Stated problem
Copy every line of the listing that holds the string "name".

Structured figure records
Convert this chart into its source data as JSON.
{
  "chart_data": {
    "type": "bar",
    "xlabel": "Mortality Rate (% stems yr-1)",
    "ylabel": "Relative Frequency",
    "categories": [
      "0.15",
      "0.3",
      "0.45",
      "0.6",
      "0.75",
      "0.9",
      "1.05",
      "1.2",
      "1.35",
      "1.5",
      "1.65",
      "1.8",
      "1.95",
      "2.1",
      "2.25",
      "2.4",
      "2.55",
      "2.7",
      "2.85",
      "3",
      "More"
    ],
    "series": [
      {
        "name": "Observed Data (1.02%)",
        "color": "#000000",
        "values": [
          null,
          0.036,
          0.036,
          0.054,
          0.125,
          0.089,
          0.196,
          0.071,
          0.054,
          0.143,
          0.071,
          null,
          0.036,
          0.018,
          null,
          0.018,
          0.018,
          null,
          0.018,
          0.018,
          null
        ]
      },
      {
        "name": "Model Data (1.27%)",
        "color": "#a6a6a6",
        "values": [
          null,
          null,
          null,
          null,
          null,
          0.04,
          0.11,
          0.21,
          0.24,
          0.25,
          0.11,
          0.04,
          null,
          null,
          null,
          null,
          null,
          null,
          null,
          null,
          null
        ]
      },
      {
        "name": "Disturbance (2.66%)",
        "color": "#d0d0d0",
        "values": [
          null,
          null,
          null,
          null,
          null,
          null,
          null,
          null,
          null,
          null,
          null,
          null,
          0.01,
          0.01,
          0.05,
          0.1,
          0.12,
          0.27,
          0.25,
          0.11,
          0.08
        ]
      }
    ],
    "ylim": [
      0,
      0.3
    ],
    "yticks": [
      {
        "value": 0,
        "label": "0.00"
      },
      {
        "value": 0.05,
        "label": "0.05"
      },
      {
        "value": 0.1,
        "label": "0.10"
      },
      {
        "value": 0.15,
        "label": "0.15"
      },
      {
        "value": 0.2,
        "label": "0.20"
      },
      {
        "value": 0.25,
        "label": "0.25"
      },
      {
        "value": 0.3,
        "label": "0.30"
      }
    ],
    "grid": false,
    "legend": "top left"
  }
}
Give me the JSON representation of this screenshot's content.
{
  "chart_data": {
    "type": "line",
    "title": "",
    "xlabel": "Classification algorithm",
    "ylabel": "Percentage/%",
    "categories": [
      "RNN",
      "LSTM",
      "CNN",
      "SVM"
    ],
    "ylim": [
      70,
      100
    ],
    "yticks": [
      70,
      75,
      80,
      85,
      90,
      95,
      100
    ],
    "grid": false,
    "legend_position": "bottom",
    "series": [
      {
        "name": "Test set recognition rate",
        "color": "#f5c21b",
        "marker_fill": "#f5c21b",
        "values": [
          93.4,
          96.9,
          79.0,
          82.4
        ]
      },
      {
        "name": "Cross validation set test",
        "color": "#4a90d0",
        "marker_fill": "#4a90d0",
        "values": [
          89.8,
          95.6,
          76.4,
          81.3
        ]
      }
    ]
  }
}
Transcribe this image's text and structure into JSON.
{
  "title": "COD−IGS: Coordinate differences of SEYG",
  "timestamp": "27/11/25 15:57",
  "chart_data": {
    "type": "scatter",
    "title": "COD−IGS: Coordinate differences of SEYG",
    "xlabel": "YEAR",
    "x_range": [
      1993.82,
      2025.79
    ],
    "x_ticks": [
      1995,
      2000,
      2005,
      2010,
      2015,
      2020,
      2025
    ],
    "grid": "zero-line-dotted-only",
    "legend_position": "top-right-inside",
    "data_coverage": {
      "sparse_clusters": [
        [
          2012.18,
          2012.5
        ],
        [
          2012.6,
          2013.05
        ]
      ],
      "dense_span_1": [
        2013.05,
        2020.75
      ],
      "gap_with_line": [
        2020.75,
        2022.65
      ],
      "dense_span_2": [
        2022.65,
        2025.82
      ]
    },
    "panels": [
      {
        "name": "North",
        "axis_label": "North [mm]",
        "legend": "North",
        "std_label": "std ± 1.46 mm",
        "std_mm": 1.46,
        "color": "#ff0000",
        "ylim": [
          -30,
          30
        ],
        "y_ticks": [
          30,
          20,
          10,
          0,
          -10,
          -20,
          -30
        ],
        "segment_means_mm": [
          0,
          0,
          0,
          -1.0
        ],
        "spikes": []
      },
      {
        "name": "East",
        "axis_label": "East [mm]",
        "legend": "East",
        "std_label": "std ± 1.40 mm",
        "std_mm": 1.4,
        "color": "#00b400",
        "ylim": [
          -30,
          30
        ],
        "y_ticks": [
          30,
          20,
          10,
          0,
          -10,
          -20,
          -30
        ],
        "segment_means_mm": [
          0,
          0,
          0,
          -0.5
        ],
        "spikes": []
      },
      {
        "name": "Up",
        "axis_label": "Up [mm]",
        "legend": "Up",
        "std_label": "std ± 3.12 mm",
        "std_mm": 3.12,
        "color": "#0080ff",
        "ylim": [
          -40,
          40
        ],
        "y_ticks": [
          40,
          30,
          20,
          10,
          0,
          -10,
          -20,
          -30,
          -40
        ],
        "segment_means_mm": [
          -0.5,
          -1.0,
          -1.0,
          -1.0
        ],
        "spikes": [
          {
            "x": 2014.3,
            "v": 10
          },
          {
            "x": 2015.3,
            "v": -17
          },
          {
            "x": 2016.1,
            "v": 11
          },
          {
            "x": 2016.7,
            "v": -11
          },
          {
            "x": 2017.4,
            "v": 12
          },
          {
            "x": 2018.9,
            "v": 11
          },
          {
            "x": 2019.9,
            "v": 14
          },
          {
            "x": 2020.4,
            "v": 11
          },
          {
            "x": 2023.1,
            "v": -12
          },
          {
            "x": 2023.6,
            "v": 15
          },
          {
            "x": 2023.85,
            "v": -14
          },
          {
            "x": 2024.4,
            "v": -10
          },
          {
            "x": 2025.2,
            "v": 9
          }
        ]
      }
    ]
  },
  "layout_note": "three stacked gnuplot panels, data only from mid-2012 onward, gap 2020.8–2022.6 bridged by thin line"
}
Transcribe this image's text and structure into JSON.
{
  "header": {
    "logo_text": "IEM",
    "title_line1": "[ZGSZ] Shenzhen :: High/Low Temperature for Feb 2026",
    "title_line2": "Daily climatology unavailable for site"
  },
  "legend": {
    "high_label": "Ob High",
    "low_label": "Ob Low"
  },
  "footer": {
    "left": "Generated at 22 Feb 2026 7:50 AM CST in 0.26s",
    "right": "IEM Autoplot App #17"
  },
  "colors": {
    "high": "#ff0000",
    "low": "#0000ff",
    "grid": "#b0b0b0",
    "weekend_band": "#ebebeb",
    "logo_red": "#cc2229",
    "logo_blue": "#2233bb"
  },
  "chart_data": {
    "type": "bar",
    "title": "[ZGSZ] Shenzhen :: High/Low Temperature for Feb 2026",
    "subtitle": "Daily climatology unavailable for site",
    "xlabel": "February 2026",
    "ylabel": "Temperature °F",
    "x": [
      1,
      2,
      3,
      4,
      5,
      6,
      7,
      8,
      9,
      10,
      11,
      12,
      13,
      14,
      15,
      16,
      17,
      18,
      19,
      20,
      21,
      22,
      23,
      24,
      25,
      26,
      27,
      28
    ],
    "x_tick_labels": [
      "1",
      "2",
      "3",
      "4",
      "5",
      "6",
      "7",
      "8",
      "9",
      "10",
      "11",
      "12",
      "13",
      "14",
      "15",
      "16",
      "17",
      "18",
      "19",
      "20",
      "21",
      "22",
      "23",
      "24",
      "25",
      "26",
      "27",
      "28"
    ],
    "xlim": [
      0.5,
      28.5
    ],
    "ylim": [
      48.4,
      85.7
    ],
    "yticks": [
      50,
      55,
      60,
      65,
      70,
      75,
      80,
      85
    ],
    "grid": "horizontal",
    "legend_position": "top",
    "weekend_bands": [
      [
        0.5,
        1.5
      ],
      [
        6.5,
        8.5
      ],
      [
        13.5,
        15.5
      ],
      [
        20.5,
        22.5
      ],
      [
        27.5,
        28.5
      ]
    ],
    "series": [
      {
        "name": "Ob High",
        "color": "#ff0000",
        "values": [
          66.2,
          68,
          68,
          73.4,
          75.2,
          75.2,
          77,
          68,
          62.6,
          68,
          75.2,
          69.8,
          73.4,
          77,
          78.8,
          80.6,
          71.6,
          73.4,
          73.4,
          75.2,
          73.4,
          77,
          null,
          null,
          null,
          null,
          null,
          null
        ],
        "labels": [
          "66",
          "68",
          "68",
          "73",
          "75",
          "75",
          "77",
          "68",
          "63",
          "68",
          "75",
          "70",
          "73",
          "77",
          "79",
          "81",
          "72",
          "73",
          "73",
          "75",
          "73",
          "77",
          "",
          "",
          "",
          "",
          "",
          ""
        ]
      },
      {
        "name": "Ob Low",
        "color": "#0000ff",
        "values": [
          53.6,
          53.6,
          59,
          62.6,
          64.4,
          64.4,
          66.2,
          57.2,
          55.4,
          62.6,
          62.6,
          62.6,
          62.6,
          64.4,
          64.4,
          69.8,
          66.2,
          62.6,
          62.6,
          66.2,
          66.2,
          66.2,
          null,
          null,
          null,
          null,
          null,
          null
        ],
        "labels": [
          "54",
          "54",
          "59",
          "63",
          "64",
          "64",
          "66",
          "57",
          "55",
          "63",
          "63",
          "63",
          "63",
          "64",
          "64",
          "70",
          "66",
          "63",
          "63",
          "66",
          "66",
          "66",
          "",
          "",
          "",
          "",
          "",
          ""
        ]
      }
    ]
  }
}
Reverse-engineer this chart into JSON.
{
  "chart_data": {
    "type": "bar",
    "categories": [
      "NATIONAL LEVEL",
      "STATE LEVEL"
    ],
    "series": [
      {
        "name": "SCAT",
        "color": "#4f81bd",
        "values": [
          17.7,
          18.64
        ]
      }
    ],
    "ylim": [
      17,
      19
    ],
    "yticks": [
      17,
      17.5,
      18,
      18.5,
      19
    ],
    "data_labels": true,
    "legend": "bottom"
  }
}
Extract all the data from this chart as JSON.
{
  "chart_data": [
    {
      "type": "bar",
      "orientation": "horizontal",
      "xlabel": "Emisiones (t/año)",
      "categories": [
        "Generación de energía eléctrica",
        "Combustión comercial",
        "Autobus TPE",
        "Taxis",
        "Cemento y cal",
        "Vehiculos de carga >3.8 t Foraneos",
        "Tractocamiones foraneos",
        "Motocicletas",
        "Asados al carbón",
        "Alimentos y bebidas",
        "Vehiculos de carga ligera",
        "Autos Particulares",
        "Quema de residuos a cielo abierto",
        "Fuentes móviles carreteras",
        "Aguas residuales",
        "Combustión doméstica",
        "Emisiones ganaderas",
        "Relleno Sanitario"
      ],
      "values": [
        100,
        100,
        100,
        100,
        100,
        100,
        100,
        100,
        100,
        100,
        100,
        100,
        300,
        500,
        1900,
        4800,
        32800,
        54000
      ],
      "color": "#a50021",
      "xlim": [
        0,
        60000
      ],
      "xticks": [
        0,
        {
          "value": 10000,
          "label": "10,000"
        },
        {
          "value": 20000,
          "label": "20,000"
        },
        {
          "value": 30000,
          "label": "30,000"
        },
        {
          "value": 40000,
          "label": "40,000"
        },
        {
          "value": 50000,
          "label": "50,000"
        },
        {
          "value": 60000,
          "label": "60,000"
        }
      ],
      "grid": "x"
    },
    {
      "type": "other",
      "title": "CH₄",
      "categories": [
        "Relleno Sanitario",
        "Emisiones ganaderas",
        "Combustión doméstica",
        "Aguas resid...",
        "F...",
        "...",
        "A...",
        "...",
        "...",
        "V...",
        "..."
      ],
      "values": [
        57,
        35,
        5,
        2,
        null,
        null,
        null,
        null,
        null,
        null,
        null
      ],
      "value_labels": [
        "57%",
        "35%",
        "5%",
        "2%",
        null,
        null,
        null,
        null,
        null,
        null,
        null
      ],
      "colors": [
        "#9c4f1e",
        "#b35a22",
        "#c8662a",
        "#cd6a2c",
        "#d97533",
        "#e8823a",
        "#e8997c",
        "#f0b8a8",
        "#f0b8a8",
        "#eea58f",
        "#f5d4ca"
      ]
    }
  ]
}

Answer for this exercise
        "name": "Observed Data (1.02%)",
        "name": "Model Data (1.27%)",
        "name": "Disturbance (2.66%)",
        "name": "Test set recognition rate",
        "name": "Cross validation set test",
        "name": "North",
        "name": "East",
        "name": "Up",
        "name": "Ob High",
        "name": "Ob Low",
        "name": "SCAT",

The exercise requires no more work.